TASK INSTRUCTIONS:
Repeat each record exactly. Any picture gets left out.

SUPPLIED INFORMATION:
= = = = =

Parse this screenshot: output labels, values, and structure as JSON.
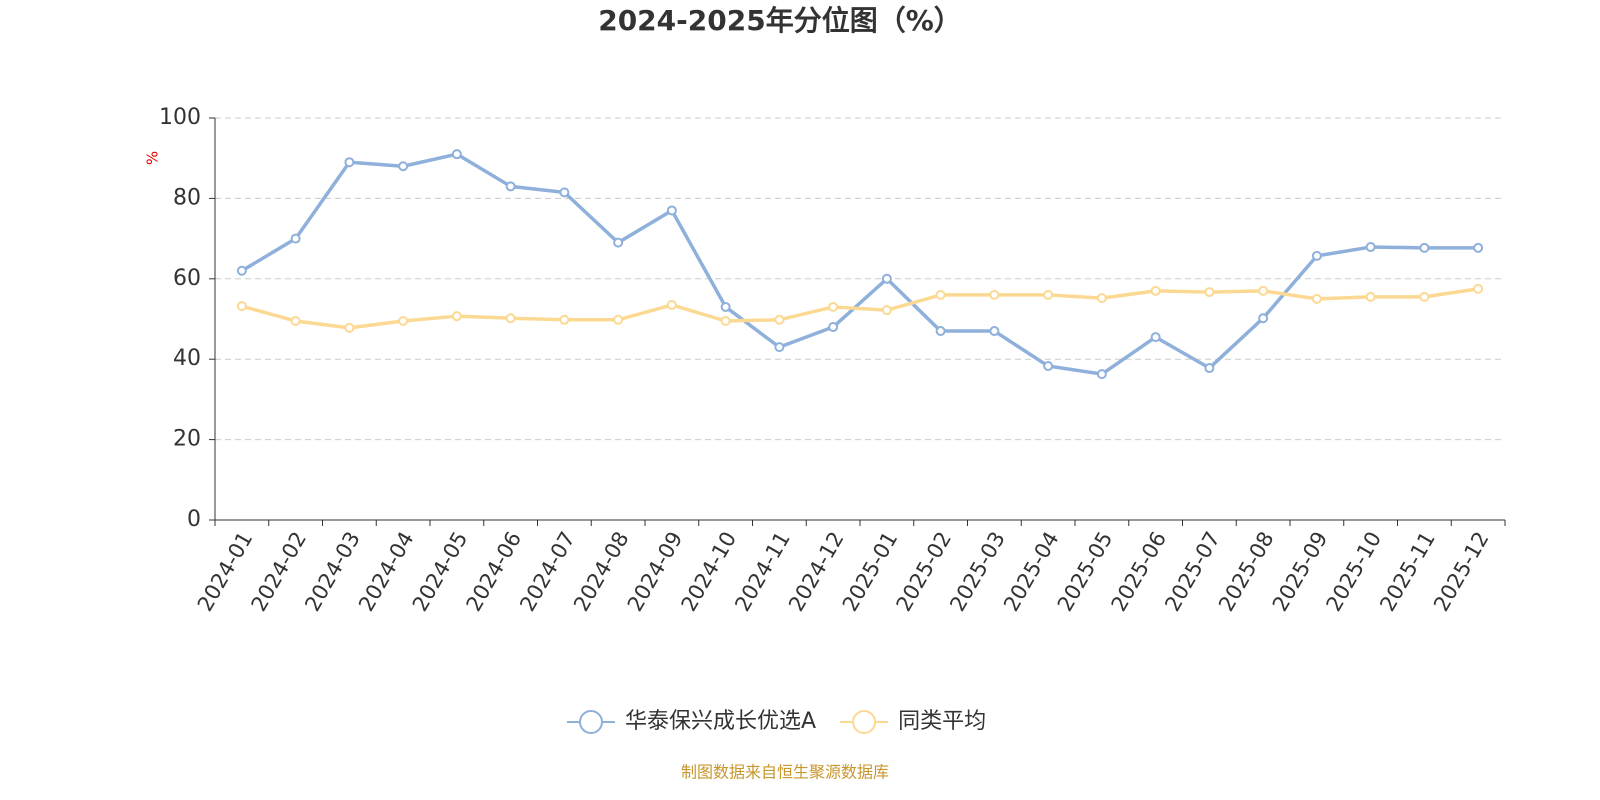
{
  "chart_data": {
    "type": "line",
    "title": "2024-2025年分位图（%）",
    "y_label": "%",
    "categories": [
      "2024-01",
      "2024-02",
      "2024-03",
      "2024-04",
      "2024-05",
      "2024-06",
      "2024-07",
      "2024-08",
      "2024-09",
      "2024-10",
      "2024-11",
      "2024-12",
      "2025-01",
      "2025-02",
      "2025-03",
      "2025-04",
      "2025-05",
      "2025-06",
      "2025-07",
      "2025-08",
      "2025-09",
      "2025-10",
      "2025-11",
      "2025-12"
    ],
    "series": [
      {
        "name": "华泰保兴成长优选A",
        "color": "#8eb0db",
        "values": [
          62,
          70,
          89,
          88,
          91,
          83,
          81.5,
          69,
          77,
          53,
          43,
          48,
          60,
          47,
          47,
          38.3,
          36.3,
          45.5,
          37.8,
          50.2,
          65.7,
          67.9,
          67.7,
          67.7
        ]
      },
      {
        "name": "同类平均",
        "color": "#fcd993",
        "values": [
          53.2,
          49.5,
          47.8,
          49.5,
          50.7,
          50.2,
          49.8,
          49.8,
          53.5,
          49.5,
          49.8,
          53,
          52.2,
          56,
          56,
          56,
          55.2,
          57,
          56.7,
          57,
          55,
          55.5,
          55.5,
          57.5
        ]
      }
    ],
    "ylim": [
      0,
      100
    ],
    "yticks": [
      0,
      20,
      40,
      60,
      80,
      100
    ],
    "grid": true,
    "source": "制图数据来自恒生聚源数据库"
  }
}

= = = = =

OUTPUT FOR THIS EXERCISE:
Parse this screenshot: output labels, values, and structure as JSON.
{
  "chart_data": {
    "type": "line",
    "title": "2024-2025年分位图（%）",
    "y_label": "%",
    "categories": [
      "2024-01",
      "2024-02",
      "2024-03",
      "2024-04",
      "2024-05",
      "2024-06",
      "2024-07",
      "2024-08",
      "2024-09",
      "2024-10",
      "2024-11",
      "2024-12",
      "2025-01",
      "2025-02",
      "2025-03",
      "2025-04",
      "2025-05",
      "2025-06",
      "2025-07",
      "2025-08",
      "2025-09",
      "2025-10",
      "2025-11",
      "2025-12"
    ],
    "series": [
      {
        "name": "华泰保兴成长优选A",
        "color": "#8eb0db",
        "values": [
          62,
          70,
          89,
          88,
          91,
          83,
          81.5,
          69,
          77,
          53,
          43,
          48,
          60,
          47,
          47,
          38.3,
          36.3,
          45.5,
          37.8,
          50.2,
          65.7,
          67.9,
          67.7,
          67.7
        ]
      },
      {
        "name": "同类平均",
        "color": "#fcd993",
        "values": [
          53.2,
          49.5,
          47.8,
          49.5,
          50.7,
          50.2,
          49.8,
          49.8,
          53.5,
          49.5,
          49.8,
          53,
          52.2,
          56,
          56,
          56,
          55.2,
          57,
          56.7,
          57,
          55,
          55.5,
          55.5,
          57.5
        ]
      }
    ],
    "ylim": [
      0,
      100
    ],
    "yticks": [
      0,
      20,
      40,
      60,
      80,
      100
    ],
    "grid": true,
    "source": "制图数据来自恒生聚源数据库"
  }
}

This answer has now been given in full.